[BEGIN Listing]
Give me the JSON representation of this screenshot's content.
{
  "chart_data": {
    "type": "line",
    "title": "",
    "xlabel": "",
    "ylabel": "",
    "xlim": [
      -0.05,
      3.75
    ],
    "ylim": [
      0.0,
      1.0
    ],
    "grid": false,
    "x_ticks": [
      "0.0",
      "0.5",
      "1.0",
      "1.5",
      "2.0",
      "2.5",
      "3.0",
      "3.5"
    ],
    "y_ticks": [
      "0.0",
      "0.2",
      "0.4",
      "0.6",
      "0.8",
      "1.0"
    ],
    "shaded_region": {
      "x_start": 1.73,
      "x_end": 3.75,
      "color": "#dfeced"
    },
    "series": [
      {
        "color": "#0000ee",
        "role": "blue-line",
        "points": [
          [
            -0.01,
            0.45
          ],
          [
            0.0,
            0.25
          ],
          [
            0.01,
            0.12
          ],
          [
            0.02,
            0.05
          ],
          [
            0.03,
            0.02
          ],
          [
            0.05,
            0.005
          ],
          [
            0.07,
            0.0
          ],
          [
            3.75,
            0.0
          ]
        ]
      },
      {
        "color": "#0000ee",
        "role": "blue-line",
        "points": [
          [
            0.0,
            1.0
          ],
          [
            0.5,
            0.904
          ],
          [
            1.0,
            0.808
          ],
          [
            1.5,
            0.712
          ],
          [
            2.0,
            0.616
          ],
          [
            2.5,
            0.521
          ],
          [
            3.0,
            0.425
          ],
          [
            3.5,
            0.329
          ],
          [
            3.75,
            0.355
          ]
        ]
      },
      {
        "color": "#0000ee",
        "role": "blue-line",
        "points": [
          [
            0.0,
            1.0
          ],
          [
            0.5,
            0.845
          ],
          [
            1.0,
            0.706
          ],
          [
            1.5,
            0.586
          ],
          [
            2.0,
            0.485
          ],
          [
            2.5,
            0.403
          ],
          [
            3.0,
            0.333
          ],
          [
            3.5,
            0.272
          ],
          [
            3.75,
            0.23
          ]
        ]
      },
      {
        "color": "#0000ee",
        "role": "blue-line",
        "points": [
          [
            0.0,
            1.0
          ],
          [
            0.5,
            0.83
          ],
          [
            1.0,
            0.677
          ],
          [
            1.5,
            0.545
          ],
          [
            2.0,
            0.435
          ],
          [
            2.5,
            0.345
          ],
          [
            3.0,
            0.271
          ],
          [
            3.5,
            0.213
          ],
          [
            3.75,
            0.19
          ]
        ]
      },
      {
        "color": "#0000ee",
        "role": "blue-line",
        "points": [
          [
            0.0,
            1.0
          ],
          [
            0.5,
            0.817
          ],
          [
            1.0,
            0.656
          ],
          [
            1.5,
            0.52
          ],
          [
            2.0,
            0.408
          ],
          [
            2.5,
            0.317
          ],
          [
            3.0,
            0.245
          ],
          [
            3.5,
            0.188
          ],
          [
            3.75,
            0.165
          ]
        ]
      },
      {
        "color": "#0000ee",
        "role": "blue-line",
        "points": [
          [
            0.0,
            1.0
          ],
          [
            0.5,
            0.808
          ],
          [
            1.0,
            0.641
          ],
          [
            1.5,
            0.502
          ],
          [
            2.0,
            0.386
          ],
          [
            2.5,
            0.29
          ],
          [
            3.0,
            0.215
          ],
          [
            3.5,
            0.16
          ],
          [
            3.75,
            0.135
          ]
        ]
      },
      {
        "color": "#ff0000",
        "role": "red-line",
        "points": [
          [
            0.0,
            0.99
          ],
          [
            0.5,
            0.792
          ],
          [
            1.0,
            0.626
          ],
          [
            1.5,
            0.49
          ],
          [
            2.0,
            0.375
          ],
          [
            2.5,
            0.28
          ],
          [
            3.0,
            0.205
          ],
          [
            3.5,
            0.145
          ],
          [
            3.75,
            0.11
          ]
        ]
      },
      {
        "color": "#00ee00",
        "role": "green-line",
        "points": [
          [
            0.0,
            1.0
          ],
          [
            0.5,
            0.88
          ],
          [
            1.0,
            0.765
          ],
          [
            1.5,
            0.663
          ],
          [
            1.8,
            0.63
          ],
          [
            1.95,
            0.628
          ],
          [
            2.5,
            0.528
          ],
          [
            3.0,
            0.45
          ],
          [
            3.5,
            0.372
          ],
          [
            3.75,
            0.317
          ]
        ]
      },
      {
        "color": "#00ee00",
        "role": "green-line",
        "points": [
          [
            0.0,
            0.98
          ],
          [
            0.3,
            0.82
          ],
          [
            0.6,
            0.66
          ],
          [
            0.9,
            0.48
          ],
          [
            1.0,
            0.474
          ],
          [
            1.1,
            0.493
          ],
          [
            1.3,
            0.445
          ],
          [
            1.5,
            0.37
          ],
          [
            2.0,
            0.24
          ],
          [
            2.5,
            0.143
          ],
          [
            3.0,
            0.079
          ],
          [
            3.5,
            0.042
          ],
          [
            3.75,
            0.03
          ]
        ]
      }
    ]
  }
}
[END Listing]
Challenge: Output all records verbatim.

The answer:
Give me the JSON representation of this screenshot's content.
{
  "chart_data": {
    "type": "line",
    "title": "",
    "xlabel": "",
    "ylabel": "",
    "xlim": [
      -0.05,
      3.75
    ],
    "ylim": [
      0.0,
      1.0
    ],
    "grid": false,
    "x_ticks": [
      "0.0",
      "0.5",
      "1.0",
      "1.5",
      "2.0",
      "2.5",
      "3.0",
      "3.5"
    ],
    "y_ticks": [
      "0.0",
      "0.2",
      "0.4",
      "0.6",
      "0.8",
      "1.0"
    ],
    "shaded_region": {
      "x_start": 1.73,
      "x_end": 3.75,
      "color": "#dfeced"
    },
    "series": [
      {
        "color": "#0000ee",
        "role": "blue-line",
        "points": [
          [
            -0.01,
            0.45
          ],
          [
            0.0,
            0.25
          ],
          [
            0.01,
            0.12
          ],
          [
            0.02,
            0.05
          ],
          [
            0.03,
            0.02
          ],
          [
            0.05,
            0.005
          ],
          [
            0.07,
            0.0
          ],
          [
            3.75,
            0.0
          ]
        ]
      },
      {
        "color": "#0000ee",
        "role": "blue-line",
        "points": [
          [
            0.0,
            1.0
          ],
          [
            0.5,
            0.904
          ],
          [
            1.0,
            0.808
          ],
          [
            1.5,
            0.712
          ],
          [
            2.0,
            0.616
          ],
          [
            2.5,
            0.521
          ],
          [
            3.0,
            0.425
          ],
          [
            3.5,
            0.329
          ],
          [
            3.75,
            0.355
          ]
        ]
      },
      {
        "color": "#0000ee",
        "role": "blue-line",
        "points": [
          [
            0.0,
            1.0
          ],
          [
            0.5,
            0.845
          ],
          [
            1.0,
            0.706
          ],
          [
            1.5,
            0.586
          ],
          [
            2.0,
            0.485
          ],
          [
            2.5,
            0.403
          ],
          [
            3.0,
            0.333
          ],
          [
            3.5,
            0.272
          ],
          [
            3.75,
            0.23
          ]
        ]
      },
      {
        "color": "#0000ee",
        "role": "blue-line",
        "points": [
          [
            0.0,
            1.0
          ],
          [
            0.5,
            0.83
          ],
          [
            1.0,
            0.677
          ],
          [
            1.5,
            0.545
          ],
          [
            2.0,
            0.435
          ],
          [
            2.5,
            0.345
          ],
          [
            3.0,
            0.271
          ],
          [
            3.5,
            0.213
          ],
          [
            3.75,
            0.19
          ]
        ]
      },
      {
        "color": "#0000ee",
        "role": "blue-line",
        "points": [
          [
            0.0,
            1.0
          ],
          [
            0.5,
            0.817
          ],
          [
            1.0,
            0.656
          ],
          [
            1.5,
            0.52
          ],
          [
            2.0,
            0.408
          ],
          [
            2.5,
            0.317
          ],
          [
            3.0,
            0.245
          ],
          [
            3.5,
            0.188
          ],
          [
            3.75,
            0.165
          ]
        ]
      },
      {
        "color": "#0000ee",
        "role": "blue-line",
        "points": [
          [
            0.0,
            1.0
          ],
          [
            0.5,
            0.808
          ],
          [
            1.0,
            0.641
          ],
          [
            1.5,
            0.502
          ],
          [
            2.0,
            0.386
          ],
          [
            2.5,
            0.29
          ],
          [
            3.0,
            0.215
          ],
          [
            3.5,
            0.16
          ],
          [
            3.75,
            0.135
          ]
        ]
      },
      {
        "color": "#ff0000",
        "role": "red-line",
        "points": [
          [
            0.0,
            0.99
          ],
          [
            0.5,
            0.792
          ],
          [
            1.0,
            0.626
          ],
          [
            1.5,
            0.49
          ],
          [
            2.0,
            0.375
          ],
          [
            2.5,
            0.28
          ],
          [
            3.0,
            0.205
          ],
          [
            3.5,
            0.145
          ],
          [
            3.75,
            0.11
          ]
        ]
      },
      {
        "color": "#00ee00",
        "role": "green-line",
        "points": [
          [
            0.0,
            1.0
          ],
          [
            0.5,
            0.88
          ],
          [
            1.0,
            0.765
          ],
          [
            1.5,
            0.663
          ],
          [
            1.8,
            0.63
          ],
          [
            1.95,
            0.628
          ],
          [
            2.5,
            0.528
          ],
          [
            3.0,
            0.45
          ],
          [
            3.5,
            0.372
          ],
          [
            3.75,
            0.317
          ]
        ]
      },
      {
        "color": "#00ee00",
        "role": "green-line",
        "points": [
          [
            0.0,
            0.98
          ],
          [
            0.3,
            0.82
          ],
          [
            0.6,
            0.66
          ],
          [
            0.9,
            0.48
          ],
          [
            1.0,
            0.474
          ],
          [
            1.1,
            0.493
          ],
          [
            1.3,
            0.445
          ],
          [
            1.5,
            0.37
          ],
          [
            2.0,
            0.24
          ],
          [
            2.5,
            0.143
          ],
          [
            3.0,
            0.079
          ],
          [
            3.5,
            0.042
          ],
          [
            3.75,
            0.03
          ]
        ]
      }
    ]
  }
}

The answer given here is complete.